What you need to do ->
Reproduce the records below in full and word for word, excluding pictures.

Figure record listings
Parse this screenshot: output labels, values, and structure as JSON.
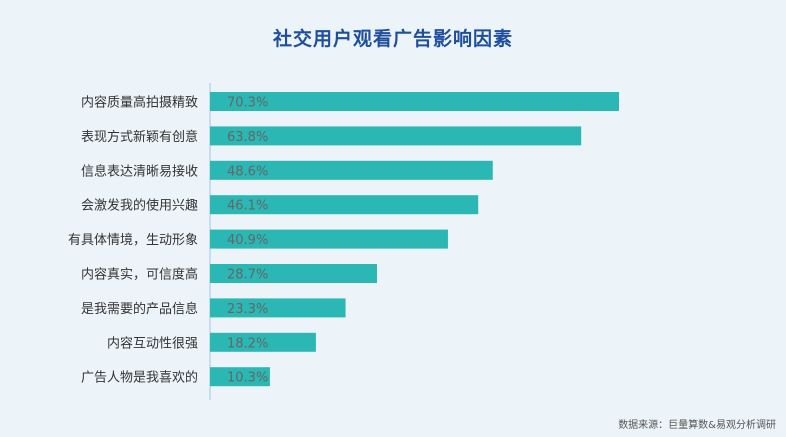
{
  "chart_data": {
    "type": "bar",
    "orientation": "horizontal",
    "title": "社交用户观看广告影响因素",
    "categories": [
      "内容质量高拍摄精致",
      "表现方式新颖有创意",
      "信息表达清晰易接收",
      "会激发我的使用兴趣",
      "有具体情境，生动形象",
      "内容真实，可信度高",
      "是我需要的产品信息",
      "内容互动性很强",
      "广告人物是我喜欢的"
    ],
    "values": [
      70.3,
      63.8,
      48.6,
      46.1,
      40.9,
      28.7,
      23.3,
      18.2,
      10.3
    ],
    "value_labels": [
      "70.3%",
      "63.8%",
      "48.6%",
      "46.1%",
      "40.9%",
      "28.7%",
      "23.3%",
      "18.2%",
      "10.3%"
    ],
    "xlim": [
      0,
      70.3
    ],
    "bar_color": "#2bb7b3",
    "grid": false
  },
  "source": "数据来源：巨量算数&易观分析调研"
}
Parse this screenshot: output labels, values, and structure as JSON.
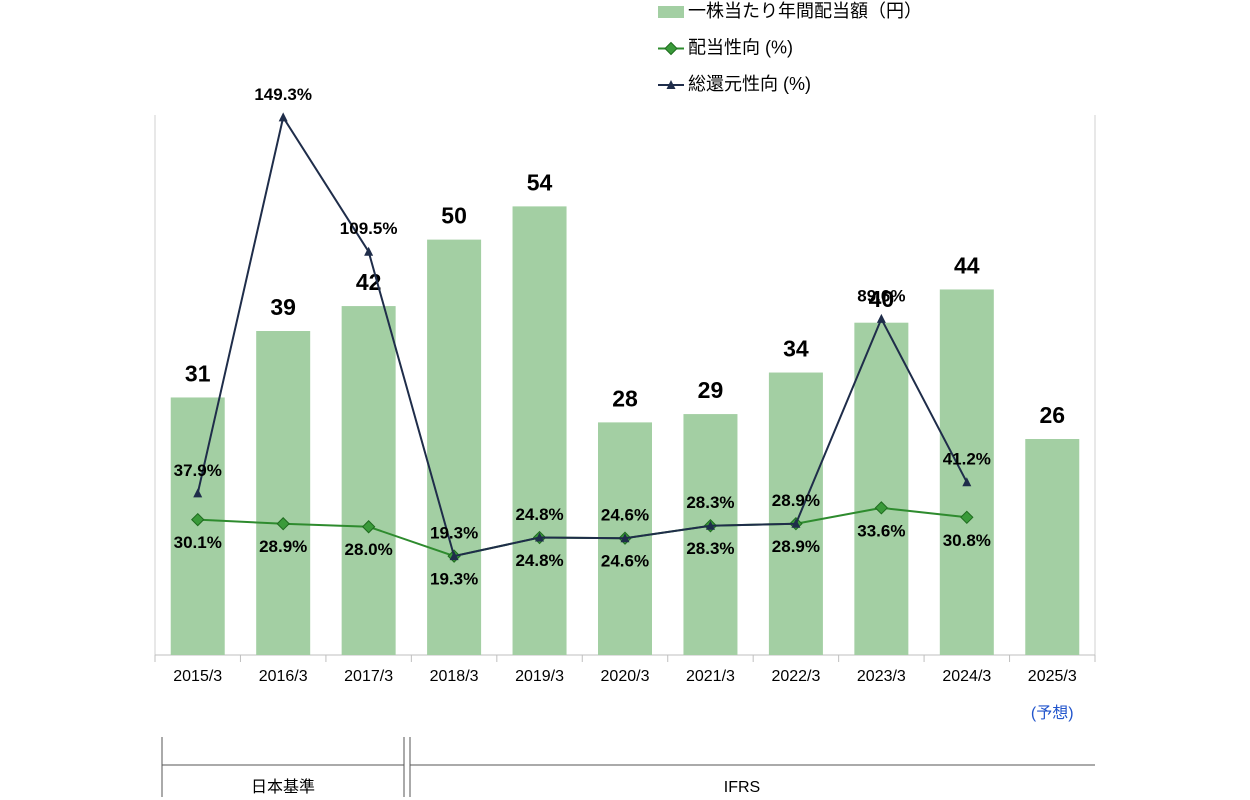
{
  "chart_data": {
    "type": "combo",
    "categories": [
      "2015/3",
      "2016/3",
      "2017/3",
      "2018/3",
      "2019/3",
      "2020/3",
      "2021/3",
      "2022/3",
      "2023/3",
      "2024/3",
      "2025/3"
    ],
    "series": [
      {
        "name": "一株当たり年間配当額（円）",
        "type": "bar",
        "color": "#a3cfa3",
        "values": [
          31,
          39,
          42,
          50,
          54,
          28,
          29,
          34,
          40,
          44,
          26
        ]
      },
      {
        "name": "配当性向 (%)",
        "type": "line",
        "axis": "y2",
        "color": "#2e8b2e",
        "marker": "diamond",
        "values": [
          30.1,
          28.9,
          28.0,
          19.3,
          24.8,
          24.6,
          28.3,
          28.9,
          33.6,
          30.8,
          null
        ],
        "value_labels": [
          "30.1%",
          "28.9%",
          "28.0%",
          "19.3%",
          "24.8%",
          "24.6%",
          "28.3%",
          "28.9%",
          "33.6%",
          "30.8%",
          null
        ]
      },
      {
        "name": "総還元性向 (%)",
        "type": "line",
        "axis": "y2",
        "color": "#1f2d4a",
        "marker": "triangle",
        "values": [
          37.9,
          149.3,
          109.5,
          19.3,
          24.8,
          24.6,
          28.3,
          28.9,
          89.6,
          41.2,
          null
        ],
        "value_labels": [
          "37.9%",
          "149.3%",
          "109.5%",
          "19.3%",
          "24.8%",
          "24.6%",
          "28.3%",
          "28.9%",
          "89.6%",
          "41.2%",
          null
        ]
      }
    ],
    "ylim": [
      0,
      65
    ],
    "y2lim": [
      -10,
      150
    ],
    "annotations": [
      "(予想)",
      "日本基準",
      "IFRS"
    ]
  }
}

Output for this exercise ->
Parse this screenshot: output labels, values, and structure as JSON.
{
  "chart_data": {
    "type": "bar",
    "orientation": "horizontal",
    "title": "社交用户观看广告影响因素",
    "categories": [
      "内容质量高拍摄精致",
      "表现方式新颖有创意",
      "信息表达清晰易接收",
      "会激发我的使用兴趣",
      "有具体情境，生动形象",
      "内容真实，可信度高",
      "是我需要的产品信息",
      "内容互动性很强",
      "广告人物是我喜欢的"
    ],
    "values": [
      70.3,
      63.8,
      48.6,
      46.1,
      40.9,
      28.7,
      23.3,
      18.2,
      10.3
    ],
    "value_labels": [
      "70.3%",
      "63.8%",
      "48.6%",
      "46.1%",
      "40.9%",
      "28.7%",
      "23.3%",
      "18.2%",
      "10.3%"
    ],
    "xlim": [
      0,
      70.3
    ],
    "bar_color": "#2bb7b3",
    "grid": false
  },
  "source": "数据来源：巨量算数&易观分析调研"
}
Parse this screenshot: output labels, values, and structure as JSON.
{
  "chart_data": {
    "type": "combo",
    "categories": [
      "2015/3",
      "2016/3",
      "2017/3",
      "2018/3",
      "2019/3",
      "2020/3",
      "2021/3",
      "2022/3",
      "2023/3",
      "2024/3",
      "2025/3"
    ],
    "series": [
      {
        "name": "一株当たり年間配当額（円）",
        "type": "bar",
        "color": "#a3cfa3",
        "values": [
          31,
          39,
          42,
          50,
          54,
          28,
          29,
          34,
          40,
          44,
          26
        ]
      },
      {
        "name": "配当性向 (%)",
        "type": "line",
        "axis": "y2",
        "color": "#2e8b2e",
        "marker": "diamond",
        "values": [
          30.1,
          28.9,
          28.0,
          19.3,
          24.8,
          24.6,
          28.3,
          28.9,
          33.6,
          30.8,
          null
        ],
        "value_labels": [
          "30.1%",
          "28.9%",
          "28.0%",
          "19.3%",
          "24.8%",
          "24.6%",
          "28.3%",
          "28.9%",
          "33.6%",
          "30.8%",
          null
        ]
      },
      {
        "name": "総還元性向 (%)",
        "type": "line",
        "axis": "y2",
        "color": "#1f2d4a",
        "marker": "triangle",
        "values": [
          37.9,
          149.3,
          109.5,
          19.3,
          24.8,
          24.6,
          28.3,
          28.9,
          89.6,
          41.2,
          null
        ],
        "value_labels": [
          "37.9%",
          "149.3%",
          "109.5%",
          "19.3%",
          "24.8%",
          "24.6%",
          "28.3%",
          "28.9%",
          "89.6%",
          "41.2%",
          null
        ]
      }
    ],
    "ylim": [
      0,
      65
    ],
    "y2lim": [
      -10,
      150
    ],
    "annotations": [
      "(予想)",
      "日本基準",
      "IFRS"
    ]
  }
}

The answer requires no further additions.